### TASK STATEMENT
Your task is to repeat the entries underneath exactly, minus the pictures.

----------------

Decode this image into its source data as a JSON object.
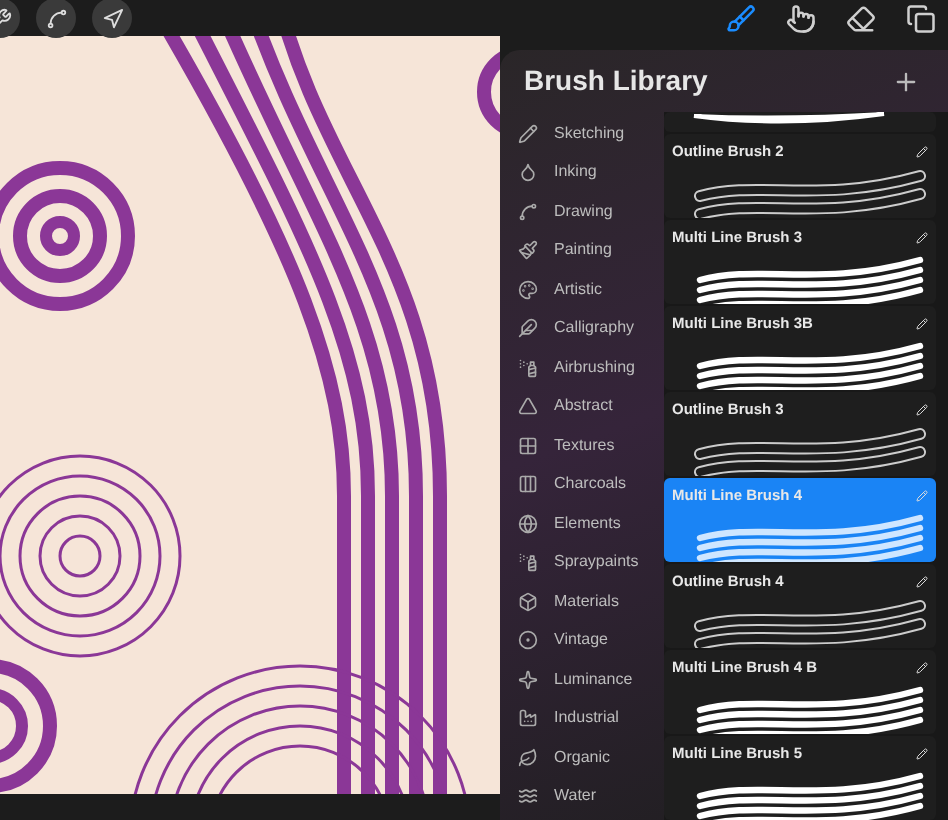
{
  "toolbar": {
    "left_tools": [
      {
        "kind": "wrench"
      },
      {
        "kind": "selection"
      },
      {
        "kind": "transform"
      }
    ],
    "right_tools": [
      {
        "kind": "brush",
        "selected": true
      },
      {
        "kind": "smudge",
        "selected": false
      },
      {
        "kind": "eraser",
        "selected": false
      },
      {
        "kind": "layers",
        "selected": false
      }
    ]
  },
  "brush_library": {
    "title": "Brush Library",
    "categories": [
      {
        "label": "Sketching"
      },
      {
        "label": "Inking"
      },
      {
        "label": "Drawing"
      },
      {
        "label": "Painting"
      },
      {
        "label": "Artistic"
      },
      {
        "label": "Calligraphy"
      },
      {
        "label": "Airbrushing"
      },
      {
        "label": "Abstract"
      },
      {
        "label": "Textures"
      },
      {
        "label": "Charcoals"
      },
      {
        "label": "Elements"
      },
      {
        "label": "Spraypaints"
      },
      {
        "label": "Materials"
      },
      {
        "label": "Vintage"
      },
      {
        "label": "Luminance"
      },
      {
        "label": "Industrial"
      },
      {
        "label": "Organic"
      },
      {
        "label": "Water"
      }
    ],
    "brushes": [
      {
        "kind": "taper",
        "selected": false
      },
      {
        "name": "Outline Brush 2",
        "kind": "outline",
        "selected": false
      },
      {
        "name": "Multi Line Brush 3",
        "kind": "multi",
        "selected": false
      },
      {
        "name": "Multi Line Brush 3B",
        "kind": "multi",
        "selected": false
      },
      {
        "name": "Outline Brush 3",
        "kind": "outline",
        "selected": false
      },
      {
        "name": "Multi Line Brush 4",
        "kind": "multi",
        "selected": true
      },
      {
        "name": "Outline Brush 4",
        "kind": "outline",
        "selected": false
      },
      {
        "name": "Multi Line Brush 4 B",
        "kind": "multi",
        "selected": false
      },
      {
        "name": "Multi Line Brush 5",
        "kind": "multi",
        "selected": false
      }
    ]
  }
}
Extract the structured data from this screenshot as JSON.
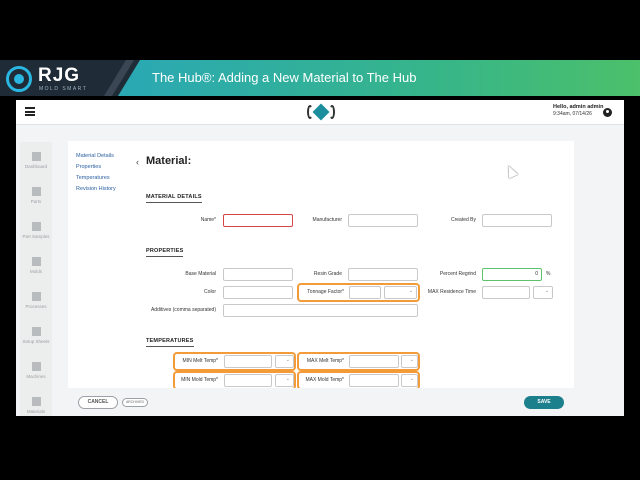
{
  "banner": {
    "logo_text": "RJG",
    "logo_tagline": "MOLD SMART",
    "title": "The Hub®: Adding a New Material to The Hub"
  },
  "topbar": {
    "greeting": "Hello, admin admin",
    "timestamp": "9:34am, 07/14/26"
  },
  "leftnav": {
    "items": [
      {
        "label": "Dashboard",
        "icon": "dashboard-icon"
      },
      {
        "label": "Parts",
        "icon": "cube-icon"
      },
      {
        "label": "Part Samples",
        "icon": "sample-icon"
      },
      {
        "label": "Molds",
        "icon": "mold-icon"
      },
      {
        "label": "Processes",
        "icon": "process-icon"
      },
      {
        "label": "Setup Sheets",
        "icon": "sheet-icon"
      },
      {
        "label": "Machines",
        "icon": "machine-icon"
      },
      {
        "label": "Materials",
        "icon": "materials-icon"
      }
    ]
  },
  "sidenav": {
    "links": [
      "Material Details",
      "Properties",
      "Temperatures",
      "Revision History"
    ]
  },
  "page": {
    "title": "Material:"
  },
  "sections": {
    "details": "MATERIAL DETAILS",
    "properties": "PROPERTIES",
    "temperatures": "TEMPERATURES"
  },
  "fields": {
    "name": "Name*",
    "manufacturer": "Manufacturer",
    "created_by": "Created By",
    "base_material": "Base Material",
    "resin_grade": "Resin Grade",
    "percent_regrind": "Percent Regrind",
    "percent_regrind_value": "0",
    "percent_sign": "%",
    "color": "Color",
    "tonnage_factor": "Tonnage Factor*",
    "max_residence_time": "MAX Residence Time",
    "additives": "Additives (comma separated)",
    "min_melt_temp": "MIN Melt Temp*",
    "max_melt_temp": "MAX Melt Temp*",
    "min_mold_temp": "MIN Mold Temp*",
    "max_mold_temp": "MAX Mold Temp*"
  },
  "footer": {
    "cancel": "CANCEL",
    "archived": "ARCHIVED",
    "save": "SAVE"
  },
  "colors": {
    "accent": "#1b7f8c",
    "highlight": "#f29b38",
    "error": "#d64545",
    "valid": "#5cc26b"
  }
}
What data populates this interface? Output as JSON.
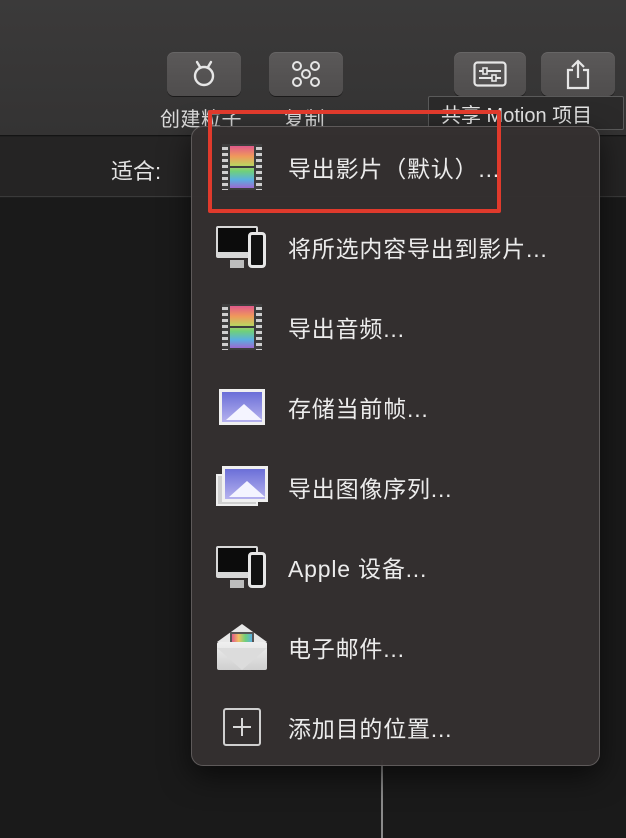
{
  "toolbar": {
    "particle_label": "创建粒子",
    "replicate_label": "复制",
    "particle_icon": "particle-emitter-icon",
    "replicate_icon": "replicator-icon",
    "settings_icon": "sliders-icon",
    "share_icon": "share-icon",
    "tooltip": "共享 Motion 项目"
  },
  "viewer": {
    "fit_label": "适合:"
  },
  "menu": {
    "items": [
      {
        "label": "导出影片（默认）...",
        "icon": "film-icon"
      },
      {
        "label": "将所选内容导出到影片...",
        "icon": "devices-icon"
      },
      {
        "label": "导出音频...",
        "icon": "film-icon"
      },
      {
        "label": "存储当前帧...",
        "icon": "photo-icon"
      },
      {
        "label": "导出图像序列...",
        "icon": "photo-stack-icon"
      },
      {
        "label": "Apple 设备...",
        "icon": "devices-icon"
      },
      {
        "label": "电子邮件...",
        "icon": "mail-icon"
      },
      {
        "label": "添加目的位置...",
        "icon": "add-icon"
      }
    ]
  },
  "colors": {
    "highlight": "#e03a2c",
    "menu_bg": "#343030",
    "toolbar_bg": "#3b3a3a"
  }
}
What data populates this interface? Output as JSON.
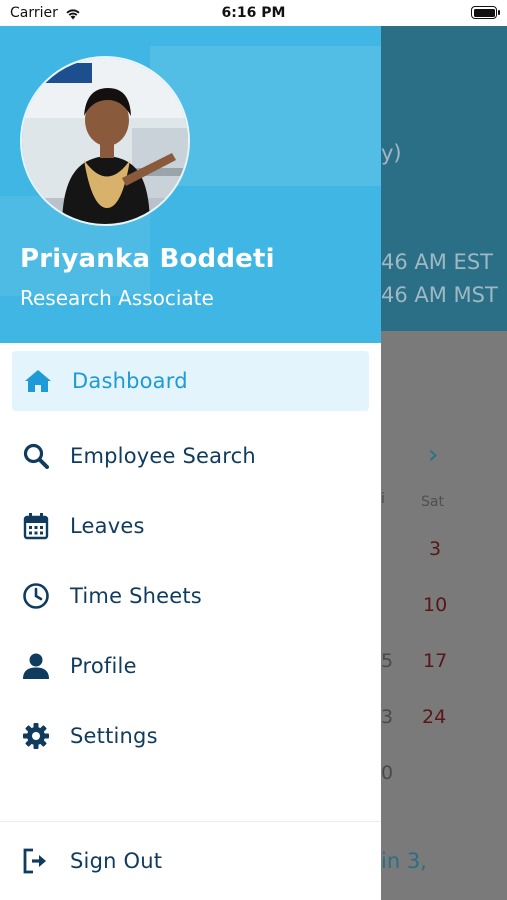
{
  "status_bar": {
    "carrier": "Carrier",
    "time": "6:16 PM"
  },
  "background": {
    "frag_paren": "y)",
    "frag_est": "46 AM EST",
    "frag_mst": "46 AM MST",
    "sat_label": "Sat",
    "fri_frag": "i",
    "dates": [
      "3",
      "10",
      "17",
      "24"
    ],
    "left_frags": [
      "5",
      "3",
      "0"
    ],
    "footer_frag": "in 3,"
  },
  "profile": {
    "name": "Priyanka Boddeti",
    "role": "Research Associate"
  },
  "menu": {
    "items": [
      {
        "label": "Dashboard",
        "icon": "home-icon"
      },
      {
        "label": "Employee Search",
        "icon": "search-icon"
      },
      {
        "label": "Leaves",
        "icon": "calendar-icon"
      },
      {
        "label": "Time Sheets",
        "icon": "clock-icon"
      },
      {
        "label": "Profile",
        "icon": "person-icon"
      },
      {
        "label": "Settings",
        "icon": "gear-icon"
      }
    ],
    "sign_out": {
      "label": "Sign Out",
      "icon": "sign-out-icon"
    }
  },
  "colors": {
    "accent": "#1e9ad6",
    "header_bg": "#3fb6e3",
    "menu_text": "#0f3b5f",
    "active_bg": "#e3f4fc"
  }
}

----------------

### FULL RESPONSE
Decode this image into its source data as a JSON object.
{
  "toolbar": {
    "left_tools": [
      {
        "kind": "wrench"
      },
      {
        "kind": "selection"
      },
      {
        "kind": "transform"
      }
    ],
    "right_tools": [
      {
        "kind": "brush",
        "selected": true
      },
      {
        "kind": "smudge",
        "selected": false
      },
      {
        "kind": "eraser",
        "selected": false
      },
      {
        "kind": "layers",
        "selected": false
      }
    ]
  },
  "brush_library": {
    "title": "Brush Library",
    "categories": [
      {
        "label": "Sketching"
      },
      {
        "label": "Inking"
      },
      {
        "label": "Drawing"
      },
      {
        "label": "Painting"
      },
      {
        "label": "Artistic"
      },
      {
        "label": "Calligraphy"
      },
      {
        "label": "Airbrushing"
      },
      {
        "label": "Abstract"
      },
      {
        "label": "Textures"
      },
      {
        "label": "Charcoals"
      },
      {
        "label": "Elements"
      },
      {
        "label": "Spraypaints"
      },
      {
        "label": "Materials"
      },
      {
        "label": "Vintage"
      },
      {
        "label": "Luminance"
      },
      {
        "label": "Industrial"
      },
      {
        "label": "Organic"
      },
      {
        "label": "Water"
      }
    ],
    "brushes": [
      {
        "kind": "taper",
        "selected": false
      },
      {
        "name": "Outline Brush 2",
        "kind": "outline",
        "selected": false
      },
      {
        "name": "Multi Line Brush 3",
        "kind": "multi",
        "selected": false
      },
      {
        "name": "Multi Line Brush 3B",
        "kind": "multi",
        "selected": false
      },
      {
        "name": "Outline Brush 3",
        "kind": "outline",
        "selected": false
      },
      {
        "name": "Multi Line Brush 4",
        "kind": "multi",
        "selected": true
      },
      {
        "name": "Outline Brush 4",
        "kind": "outline",
        "selected": false
      },
      {
        "name": "Multi Line Brush 4 B",
        "kind": "multi",
        "selected": false
      },
      {
        "name": "Multi Line Brush 5",
        "kind": "multi",
        "selected": false
      }
    ]
  }
}
Extract the structured data from this screenshot as JSON.
{
  "banner": {
    "logo_text": "RJG",
    "logo_tagline": "MOLD SMART",
    "title": "The Hub®: Adding a New Material to The Hub"
  },
  "topbar": {
    "greeting": "Hello, admin admin",
    "timestamp": "9:34am, 07/14/26"
  },
  "leftnav": {
    "items": [
      {
        "label": "Dashboard",
        "icon": "dashboard-icon"
      },
      {
        "label": "Parts",
        "icon": "cube-icon"
      },
      {
        "label": "Part Samples",
        "icon": "sample-icon"
      },
      {
        "label": "Molds",
        "icon": "mold-icon"
      },
      {
        "label": "Processes",
        "icon": "process-icon"
      },
      {
        "label": "Setup Sheets",
        "icon": "sheet-icon"
      },
      {
        "label": "Machines",
        "icon": "machine-icon"
      },
      {
        "label": "Materials",
        "icon": "materials-icon"
      }
    ]
  },
  "sidenav": {
    "links": [
      "Material Details",
      "Properties",
      "Temperatures",
      "Revision History"
    ]
  },
  "page": {
    "title": "Material:"
  },
  "sections": {
    "details": "MATERIAL DETAILS",
    "properties": "PROPERTIES",
    "temperatures": "TEMPERATURES"
  },
  "fields": {
    "name": "Name*",
    "manufacturer": "Manufacturer",
    "created_by": "Created By",
    "base_material": "Base Material",
    "resin_grade": "Resin Grade",
    "percent_regrind": "Percent Regrind",
    "percent_regrind_value": "0",
    "percent_sign": "%",
    "color": "Color",
    "tonnage_factor": "Tonnage Factor*",
    "max_residence_time": "MAX Residence Time",
    "additives": "Additives (comma separated)",
    "min_melt_temp": "MIN Melt Temp*",
    "max_melt_temp": "MAX Melt Temp*",
    "min_mold_temp": "MIN Mold Temp*",
    "max_mold_temp": "MAX Mold Temp*"
  },
  "footer": {
    "cancel": "CANCEL",
    "archived": "ARCHIVED",
    "save": "SAVE"
  },
  "colors": {
    "accent": "#1b7f8c",
    "highlight": "#f29b38",
    "error": "#d64545",
    "valid": "#5cc26b"
  }
}
What data populates this interface? Output as JSON.
{
  "toolbar": {
    "particle_label": "创建粒子",
    "replicate_label": "复制",
    "particle_icon": "particle-emitter-icon",
    "replicate_icon": "replicator-icon",
    "settings_icon": "sliders-icon",
    "share_icon": "share-icon",
    "tooltip": "共享 Motion 项目"
  },
  "viewer": {
    "fit_label": "适合:"
  },
  "menu": {
    "items": [
      {
        "label": "导出影片（默认）...",
        "icon": "film-icon"
      },
      {
        "label": "将所选内容导出到影片...",
        "icon": "devices-icon"
      },
      {
        "label": "导出音频...",
        "icon": "film-icon"
      },
      {
        "label": "存储当前帧...",
        "icon": "photo-icon"
      },
      {
        "label": "导出图像序列...",
        "icon": "photo-stack-icon"
      },
      {
        "label": "Apple 设备...",
        "icon": "devices-icon"
      },
      {
        "label": "电子邮件...",
        "icon": "mail-icon"
      },
      {
        "label": "添加目的位置...",
        "icon": "add-icon"
      }
    ]
  },
  "colors": {
    "highlight": "#e03a2c",
    "menu_bg": "#343030",
    "toolbar_bg": "#3b3a3a"
  }
}
What data populates this interface? Output as JSON.
{
  "status_bar": {
    "carrier": "Carrier",
    "time": "6:16 PM"
  },
  "background": {
    "frag_paren": "y)",
    "frag_est": "46 AM EST",
    "frag_mst": "46 AM MST",
    "sat_label": "Sat",
    "fri_frag": "i",
    "dates": [
      "3",
      "10",
      "17",
      "24"
    ],
    "left_frags": [
      "5",
      "3",
      "0"
    ],
    "footer_frag": "in 3,"
  },
  "profile": {
    "name": "Priyanka Boddeti",
    "role": "Research Associate"
  },
  "menu": {
    "items": [
      {
        "label": "Dashboard",
        "icon": "home-icon"
      },
      {
        "label": "Employee Search",
        "icon": "search-icon"
      },
      {
        "label": "Leaves",
        "icon": "calendar-icon"
      },
      {
        "label": "Time Sheets",
        "icon": "clock-icon"
      },
      {
        "label": "Profile",
        "icon": "person-icon"
      },
      {
        "label": "Settings",
        "icon": "gear-icon"
      }
    ],
    "sign_out": {
      "label": "Sign Out",
      "icon": "sign-out-icon"
    }
  },
  "colors": {
    "accent": "#1e9ad6",
    "header_bg": "#3fb6e3",
    "menu_text": "#0f3b5f",
    "active_bg": "#e3f4fc"
  }
}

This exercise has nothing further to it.